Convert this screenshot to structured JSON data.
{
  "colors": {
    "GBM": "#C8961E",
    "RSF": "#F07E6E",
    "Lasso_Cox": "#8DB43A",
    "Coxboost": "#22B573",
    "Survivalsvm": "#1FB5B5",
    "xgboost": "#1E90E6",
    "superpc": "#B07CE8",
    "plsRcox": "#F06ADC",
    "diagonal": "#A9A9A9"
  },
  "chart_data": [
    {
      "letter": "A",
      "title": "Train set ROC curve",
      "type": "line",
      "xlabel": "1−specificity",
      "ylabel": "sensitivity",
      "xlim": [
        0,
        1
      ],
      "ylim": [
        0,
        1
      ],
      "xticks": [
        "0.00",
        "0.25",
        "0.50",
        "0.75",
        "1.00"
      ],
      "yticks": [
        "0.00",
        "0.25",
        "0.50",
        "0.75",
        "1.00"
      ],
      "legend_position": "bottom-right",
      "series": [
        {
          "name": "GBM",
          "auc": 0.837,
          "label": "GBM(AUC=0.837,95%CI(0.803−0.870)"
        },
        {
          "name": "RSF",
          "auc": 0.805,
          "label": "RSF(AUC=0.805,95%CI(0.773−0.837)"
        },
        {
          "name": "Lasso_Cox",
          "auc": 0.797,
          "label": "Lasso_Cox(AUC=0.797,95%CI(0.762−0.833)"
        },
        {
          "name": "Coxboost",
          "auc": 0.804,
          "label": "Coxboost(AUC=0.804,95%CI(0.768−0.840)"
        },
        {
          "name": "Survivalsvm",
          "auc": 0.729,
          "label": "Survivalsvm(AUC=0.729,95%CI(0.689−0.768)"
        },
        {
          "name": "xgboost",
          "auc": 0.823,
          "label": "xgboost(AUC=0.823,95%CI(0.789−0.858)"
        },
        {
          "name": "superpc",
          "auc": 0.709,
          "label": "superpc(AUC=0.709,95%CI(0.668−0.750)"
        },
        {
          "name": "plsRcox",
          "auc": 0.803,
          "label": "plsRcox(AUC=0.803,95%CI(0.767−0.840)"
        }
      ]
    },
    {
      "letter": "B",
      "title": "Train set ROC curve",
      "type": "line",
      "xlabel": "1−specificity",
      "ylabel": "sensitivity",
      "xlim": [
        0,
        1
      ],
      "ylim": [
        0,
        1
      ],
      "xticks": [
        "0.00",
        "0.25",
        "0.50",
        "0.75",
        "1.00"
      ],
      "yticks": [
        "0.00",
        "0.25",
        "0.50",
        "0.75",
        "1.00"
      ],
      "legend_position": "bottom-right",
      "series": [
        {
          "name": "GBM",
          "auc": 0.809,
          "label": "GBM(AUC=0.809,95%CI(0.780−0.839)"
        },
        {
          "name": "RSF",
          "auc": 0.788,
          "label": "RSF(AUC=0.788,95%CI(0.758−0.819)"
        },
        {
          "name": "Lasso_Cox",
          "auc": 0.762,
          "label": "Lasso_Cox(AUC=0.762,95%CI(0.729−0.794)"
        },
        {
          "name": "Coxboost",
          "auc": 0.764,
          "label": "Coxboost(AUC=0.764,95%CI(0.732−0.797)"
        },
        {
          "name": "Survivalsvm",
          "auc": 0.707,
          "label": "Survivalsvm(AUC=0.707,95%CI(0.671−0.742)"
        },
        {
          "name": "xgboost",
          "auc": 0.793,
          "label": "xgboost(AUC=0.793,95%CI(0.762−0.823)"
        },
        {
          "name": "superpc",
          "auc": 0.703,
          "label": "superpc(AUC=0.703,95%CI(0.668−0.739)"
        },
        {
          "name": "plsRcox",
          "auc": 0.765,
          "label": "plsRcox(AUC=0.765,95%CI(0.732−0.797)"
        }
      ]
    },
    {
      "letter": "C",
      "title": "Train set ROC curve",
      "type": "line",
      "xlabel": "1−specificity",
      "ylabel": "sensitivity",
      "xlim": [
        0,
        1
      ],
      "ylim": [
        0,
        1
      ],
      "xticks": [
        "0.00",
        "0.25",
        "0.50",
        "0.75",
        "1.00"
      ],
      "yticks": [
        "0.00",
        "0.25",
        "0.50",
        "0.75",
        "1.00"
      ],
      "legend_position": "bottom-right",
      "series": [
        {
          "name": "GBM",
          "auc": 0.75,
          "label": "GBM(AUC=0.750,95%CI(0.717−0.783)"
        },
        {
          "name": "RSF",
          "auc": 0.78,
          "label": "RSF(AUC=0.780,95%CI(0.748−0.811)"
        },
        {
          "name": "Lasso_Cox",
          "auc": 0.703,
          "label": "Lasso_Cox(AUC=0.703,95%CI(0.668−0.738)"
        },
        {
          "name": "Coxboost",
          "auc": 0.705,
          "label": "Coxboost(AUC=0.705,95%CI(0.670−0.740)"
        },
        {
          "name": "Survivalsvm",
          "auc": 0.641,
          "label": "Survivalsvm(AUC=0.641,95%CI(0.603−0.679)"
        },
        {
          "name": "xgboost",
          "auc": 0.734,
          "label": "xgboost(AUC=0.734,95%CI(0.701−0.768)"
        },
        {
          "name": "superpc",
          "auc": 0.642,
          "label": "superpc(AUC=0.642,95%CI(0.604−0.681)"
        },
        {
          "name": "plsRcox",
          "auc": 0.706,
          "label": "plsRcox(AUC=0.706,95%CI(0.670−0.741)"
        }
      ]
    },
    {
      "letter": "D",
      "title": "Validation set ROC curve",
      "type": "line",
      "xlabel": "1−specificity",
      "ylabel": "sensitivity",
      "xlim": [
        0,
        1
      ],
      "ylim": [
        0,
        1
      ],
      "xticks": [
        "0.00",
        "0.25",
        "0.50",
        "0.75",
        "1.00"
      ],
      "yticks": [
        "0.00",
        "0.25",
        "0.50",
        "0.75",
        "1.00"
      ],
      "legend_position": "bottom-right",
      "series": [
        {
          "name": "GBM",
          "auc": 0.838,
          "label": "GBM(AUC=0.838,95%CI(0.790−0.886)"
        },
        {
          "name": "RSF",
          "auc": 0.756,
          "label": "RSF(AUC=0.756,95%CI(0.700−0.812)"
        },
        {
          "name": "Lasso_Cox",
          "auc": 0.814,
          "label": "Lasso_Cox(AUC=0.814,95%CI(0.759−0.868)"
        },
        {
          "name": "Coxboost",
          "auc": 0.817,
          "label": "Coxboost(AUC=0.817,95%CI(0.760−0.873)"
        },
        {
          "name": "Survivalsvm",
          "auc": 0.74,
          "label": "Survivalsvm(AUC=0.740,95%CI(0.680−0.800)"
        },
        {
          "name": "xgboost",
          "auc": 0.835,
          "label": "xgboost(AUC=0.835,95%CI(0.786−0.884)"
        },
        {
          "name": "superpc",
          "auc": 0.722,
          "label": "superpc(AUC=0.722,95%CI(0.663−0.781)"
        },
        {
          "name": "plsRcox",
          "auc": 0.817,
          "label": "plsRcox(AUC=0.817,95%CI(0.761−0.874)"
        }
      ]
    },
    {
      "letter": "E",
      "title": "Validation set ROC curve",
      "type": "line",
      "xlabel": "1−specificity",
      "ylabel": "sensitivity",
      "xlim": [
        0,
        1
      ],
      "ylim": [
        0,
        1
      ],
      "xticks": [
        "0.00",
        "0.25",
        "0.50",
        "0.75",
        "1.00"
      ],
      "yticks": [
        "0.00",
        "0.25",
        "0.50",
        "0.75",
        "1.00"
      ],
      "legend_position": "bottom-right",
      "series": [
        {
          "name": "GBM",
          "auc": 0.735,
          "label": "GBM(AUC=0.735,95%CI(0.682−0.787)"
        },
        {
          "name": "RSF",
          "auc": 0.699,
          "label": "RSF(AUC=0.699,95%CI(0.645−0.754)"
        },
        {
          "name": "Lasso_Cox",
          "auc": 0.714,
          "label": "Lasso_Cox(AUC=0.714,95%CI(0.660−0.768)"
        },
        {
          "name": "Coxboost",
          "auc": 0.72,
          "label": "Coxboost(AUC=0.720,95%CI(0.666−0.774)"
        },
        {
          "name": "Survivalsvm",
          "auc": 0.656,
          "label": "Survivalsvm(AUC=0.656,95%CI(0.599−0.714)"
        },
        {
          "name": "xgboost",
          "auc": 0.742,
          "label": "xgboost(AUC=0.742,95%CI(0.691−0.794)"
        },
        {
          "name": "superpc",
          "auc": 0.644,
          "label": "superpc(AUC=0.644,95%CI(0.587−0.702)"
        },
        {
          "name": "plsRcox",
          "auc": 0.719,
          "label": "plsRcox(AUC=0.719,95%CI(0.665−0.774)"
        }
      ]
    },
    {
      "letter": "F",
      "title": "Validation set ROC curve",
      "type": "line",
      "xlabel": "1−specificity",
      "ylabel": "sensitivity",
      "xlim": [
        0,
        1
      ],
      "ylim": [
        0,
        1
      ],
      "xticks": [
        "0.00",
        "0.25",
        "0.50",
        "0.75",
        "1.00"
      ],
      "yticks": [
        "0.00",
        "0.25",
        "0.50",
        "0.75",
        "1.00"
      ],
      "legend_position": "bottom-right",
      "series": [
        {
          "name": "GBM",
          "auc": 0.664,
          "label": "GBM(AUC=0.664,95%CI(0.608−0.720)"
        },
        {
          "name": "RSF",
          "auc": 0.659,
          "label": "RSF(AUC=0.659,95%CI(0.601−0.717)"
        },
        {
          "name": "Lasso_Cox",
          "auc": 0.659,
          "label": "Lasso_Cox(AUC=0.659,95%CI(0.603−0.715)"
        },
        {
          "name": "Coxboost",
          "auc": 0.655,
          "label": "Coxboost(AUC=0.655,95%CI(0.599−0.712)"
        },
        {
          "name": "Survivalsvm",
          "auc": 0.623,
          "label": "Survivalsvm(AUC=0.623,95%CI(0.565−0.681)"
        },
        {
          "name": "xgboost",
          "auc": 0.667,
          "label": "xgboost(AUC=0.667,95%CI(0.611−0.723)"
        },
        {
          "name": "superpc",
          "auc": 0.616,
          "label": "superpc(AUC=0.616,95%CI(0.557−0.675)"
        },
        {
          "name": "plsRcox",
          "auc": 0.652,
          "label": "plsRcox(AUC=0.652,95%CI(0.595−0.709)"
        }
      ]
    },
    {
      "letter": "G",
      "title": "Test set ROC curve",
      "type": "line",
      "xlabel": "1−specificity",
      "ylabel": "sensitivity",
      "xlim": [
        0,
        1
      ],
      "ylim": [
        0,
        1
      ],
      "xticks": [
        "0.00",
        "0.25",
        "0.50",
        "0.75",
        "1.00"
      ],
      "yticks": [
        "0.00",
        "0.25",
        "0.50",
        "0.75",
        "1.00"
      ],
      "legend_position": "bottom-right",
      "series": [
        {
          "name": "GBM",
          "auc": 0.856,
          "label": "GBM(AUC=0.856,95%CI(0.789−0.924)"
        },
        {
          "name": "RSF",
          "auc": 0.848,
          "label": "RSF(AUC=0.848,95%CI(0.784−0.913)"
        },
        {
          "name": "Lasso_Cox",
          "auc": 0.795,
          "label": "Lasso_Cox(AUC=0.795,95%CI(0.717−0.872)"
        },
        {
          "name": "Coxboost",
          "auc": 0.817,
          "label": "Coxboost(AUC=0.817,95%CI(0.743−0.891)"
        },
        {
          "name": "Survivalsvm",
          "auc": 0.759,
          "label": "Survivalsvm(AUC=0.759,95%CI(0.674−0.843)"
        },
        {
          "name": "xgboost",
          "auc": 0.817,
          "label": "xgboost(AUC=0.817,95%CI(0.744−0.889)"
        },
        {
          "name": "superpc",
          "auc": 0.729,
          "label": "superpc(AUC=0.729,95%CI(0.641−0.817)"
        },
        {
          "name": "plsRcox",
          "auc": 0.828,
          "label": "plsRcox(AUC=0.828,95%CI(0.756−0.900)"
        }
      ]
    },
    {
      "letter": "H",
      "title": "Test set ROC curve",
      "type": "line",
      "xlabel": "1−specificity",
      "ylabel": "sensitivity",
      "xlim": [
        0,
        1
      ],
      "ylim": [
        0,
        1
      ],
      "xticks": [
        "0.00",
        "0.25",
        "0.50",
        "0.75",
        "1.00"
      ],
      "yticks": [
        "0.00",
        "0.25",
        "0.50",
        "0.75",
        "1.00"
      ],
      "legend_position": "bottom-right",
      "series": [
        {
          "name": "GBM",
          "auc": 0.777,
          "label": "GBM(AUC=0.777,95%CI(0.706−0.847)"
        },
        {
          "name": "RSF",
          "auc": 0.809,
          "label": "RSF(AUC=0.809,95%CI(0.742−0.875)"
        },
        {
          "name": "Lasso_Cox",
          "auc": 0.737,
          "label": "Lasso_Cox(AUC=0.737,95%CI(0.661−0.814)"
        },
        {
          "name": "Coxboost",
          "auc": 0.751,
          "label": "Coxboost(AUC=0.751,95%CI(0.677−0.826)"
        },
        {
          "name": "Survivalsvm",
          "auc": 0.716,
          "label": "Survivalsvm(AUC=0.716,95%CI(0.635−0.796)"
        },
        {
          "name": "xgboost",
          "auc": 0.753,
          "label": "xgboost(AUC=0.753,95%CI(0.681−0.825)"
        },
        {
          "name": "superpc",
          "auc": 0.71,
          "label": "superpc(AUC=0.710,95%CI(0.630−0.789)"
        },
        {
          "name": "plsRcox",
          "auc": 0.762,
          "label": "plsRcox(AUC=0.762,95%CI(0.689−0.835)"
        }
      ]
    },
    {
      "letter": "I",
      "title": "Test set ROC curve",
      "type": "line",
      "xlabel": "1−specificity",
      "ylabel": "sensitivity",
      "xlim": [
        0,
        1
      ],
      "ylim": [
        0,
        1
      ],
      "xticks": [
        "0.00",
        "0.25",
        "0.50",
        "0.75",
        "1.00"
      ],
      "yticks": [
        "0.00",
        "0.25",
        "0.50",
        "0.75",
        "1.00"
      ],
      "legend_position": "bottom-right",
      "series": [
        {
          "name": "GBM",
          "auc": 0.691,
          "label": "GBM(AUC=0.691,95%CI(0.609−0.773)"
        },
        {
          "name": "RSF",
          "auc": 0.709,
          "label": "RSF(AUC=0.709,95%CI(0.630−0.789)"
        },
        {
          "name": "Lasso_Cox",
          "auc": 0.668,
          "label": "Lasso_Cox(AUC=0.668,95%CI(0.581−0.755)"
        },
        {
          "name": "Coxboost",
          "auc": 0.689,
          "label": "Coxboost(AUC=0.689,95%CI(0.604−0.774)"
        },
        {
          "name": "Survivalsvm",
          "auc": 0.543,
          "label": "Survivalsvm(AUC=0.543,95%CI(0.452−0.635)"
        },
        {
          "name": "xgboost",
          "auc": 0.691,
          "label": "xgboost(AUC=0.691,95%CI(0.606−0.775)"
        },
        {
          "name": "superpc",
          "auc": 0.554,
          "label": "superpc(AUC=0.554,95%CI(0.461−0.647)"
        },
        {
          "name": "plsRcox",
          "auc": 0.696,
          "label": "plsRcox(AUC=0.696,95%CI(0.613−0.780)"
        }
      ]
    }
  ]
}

◆ **Exercise directions**
Identify the lines of the entries containing the string "letter". Copy each such line.

◆ **Correct output**
      "letter": "A",
      "letter": "B",
      "letter": "C",
      "letter": "D",
      "letter": "E",
      "letter": "F",
      "letter": "G",
      "letter": "H",
      "letter": "I",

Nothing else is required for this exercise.